**To do**
Your task is to copy every line of the entries that contains "соответствующего".
***** Supplied data
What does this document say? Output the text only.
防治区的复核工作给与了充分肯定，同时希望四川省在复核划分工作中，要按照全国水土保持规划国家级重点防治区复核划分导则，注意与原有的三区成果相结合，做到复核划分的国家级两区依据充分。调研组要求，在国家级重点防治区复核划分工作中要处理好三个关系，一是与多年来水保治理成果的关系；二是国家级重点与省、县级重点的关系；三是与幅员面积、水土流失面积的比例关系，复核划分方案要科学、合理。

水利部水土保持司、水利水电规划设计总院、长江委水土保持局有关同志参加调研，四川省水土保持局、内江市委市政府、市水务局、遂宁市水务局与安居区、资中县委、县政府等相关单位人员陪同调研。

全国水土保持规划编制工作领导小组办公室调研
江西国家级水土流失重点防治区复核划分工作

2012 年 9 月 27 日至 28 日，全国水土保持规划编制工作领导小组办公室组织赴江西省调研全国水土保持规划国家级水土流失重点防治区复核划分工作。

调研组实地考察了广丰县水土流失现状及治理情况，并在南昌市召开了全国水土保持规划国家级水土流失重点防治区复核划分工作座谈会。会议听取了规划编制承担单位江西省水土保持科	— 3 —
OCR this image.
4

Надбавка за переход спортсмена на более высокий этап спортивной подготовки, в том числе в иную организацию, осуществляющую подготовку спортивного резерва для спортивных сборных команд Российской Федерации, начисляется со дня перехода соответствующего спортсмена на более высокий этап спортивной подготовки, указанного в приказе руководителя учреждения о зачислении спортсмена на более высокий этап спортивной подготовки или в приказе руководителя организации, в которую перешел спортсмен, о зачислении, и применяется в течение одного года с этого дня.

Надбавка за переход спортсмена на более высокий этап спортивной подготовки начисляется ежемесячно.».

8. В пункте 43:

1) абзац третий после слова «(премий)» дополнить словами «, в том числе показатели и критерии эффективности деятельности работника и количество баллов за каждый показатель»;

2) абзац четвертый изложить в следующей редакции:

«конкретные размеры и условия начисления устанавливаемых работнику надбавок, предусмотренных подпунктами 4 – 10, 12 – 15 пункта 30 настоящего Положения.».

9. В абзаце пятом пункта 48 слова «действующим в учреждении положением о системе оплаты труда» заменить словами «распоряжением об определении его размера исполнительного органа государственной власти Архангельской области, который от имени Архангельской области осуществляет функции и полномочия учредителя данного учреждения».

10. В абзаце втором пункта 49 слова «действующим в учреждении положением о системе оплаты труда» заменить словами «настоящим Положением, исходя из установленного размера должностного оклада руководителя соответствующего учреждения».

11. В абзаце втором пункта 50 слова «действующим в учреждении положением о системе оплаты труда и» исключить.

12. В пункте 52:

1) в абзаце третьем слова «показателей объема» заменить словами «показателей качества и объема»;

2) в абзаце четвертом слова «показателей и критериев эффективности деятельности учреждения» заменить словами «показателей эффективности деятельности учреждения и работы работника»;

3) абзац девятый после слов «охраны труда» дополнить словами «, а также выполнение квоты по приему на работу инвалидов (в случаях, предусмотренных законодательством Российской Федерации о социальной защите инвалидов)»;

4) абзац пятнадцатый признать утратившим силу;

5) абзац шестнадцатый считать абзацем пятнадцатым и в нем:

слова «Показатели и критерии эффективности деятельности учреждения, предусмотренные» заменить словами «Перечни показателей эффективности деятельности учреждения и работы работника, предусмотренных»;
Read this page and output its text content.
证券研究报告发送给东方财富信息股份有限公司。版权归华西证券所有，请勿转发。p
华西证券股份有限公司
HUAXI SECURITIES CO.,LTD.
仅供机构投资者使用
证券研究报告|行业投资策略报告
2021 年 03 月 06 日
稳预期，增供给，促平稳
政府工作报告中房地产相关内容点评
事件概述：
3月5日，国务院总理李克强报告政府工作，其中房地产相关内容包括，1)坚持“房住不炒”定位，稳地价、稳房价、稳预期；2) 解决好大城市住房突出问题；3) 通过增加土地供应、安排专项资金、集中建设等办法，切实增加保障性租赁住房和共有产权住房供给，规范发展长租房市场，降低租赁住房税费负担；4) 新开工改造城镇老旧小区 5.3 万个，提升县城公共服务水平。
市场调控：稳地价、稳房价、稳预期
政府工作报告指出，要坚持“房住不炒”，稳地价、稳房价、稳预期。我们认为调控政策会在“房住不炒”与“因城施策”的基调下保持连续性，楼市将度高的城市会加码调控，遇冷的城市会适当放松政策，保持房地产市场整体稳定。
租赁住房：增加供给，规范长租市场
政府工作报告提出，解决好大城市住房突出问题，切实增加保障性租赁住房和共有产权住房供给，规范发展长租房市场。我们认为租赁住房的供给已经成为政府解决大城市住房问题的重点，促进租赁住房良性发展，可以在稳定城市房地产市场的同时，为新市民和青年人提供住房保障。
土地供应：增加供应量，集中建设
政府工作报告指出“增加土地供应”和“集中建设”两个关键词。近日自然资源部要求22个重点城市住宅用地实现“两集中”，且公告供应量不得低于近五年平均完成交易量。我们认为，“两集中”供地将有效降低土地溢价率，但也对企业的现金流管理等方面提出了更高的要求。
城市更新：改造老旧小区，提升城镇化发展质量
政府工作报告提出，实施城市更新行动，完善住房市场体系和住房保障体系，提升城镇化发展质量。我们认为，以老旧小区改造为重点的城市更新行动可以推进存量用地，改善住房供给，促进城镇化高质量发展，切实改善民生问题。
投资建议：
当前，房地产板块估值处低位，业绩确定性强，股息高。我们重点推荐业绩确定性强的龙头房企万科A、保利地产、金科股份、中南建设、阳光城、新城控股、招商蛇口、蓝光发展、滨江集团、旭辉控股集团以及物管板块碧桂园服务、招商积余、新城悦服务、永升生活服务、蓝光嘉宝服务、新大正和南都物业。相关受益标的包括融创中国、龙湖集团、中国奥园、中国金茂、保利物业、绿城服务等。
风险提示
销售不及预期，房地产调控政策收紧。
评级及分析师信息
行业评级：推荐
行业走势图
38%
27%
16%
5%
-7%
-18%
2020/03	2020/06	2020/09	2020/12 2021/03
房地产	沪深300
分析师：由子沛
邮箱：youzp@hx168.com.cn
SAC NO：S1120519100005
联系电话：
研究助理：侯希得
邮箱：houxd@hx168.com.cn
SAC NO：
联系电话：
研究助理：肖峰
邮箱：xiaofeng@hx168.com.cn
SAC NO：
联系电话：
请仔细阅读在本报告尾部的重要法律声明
**********
**Reply to the exercise**
Надбавка за переход спортсмена на более высокий этап спортивной подготовки, в том числе в иную организацию, осуществляющую подготовку спортивного резерва для спортивных сборных команд Российской Федерации, начисляется со дня перехода соответствующего спортсмена на более высокий этап спортивной подготовки, указанного в приказе руководителя учреждения о зачислении спортсмена на более высокий этап спортивной подготовки или в приказе руководителя организации, в которую перешел спортсмен, о зачислении, и применяется в течение одного года с этого дня.
10. В абзаце втором пункта 49 слова «действующим в учреждении положением о системе оплаты труда» заменить словами «настоящим Положением, исходя из установленного размера должностного оклада руководителя соответствующего учреждения».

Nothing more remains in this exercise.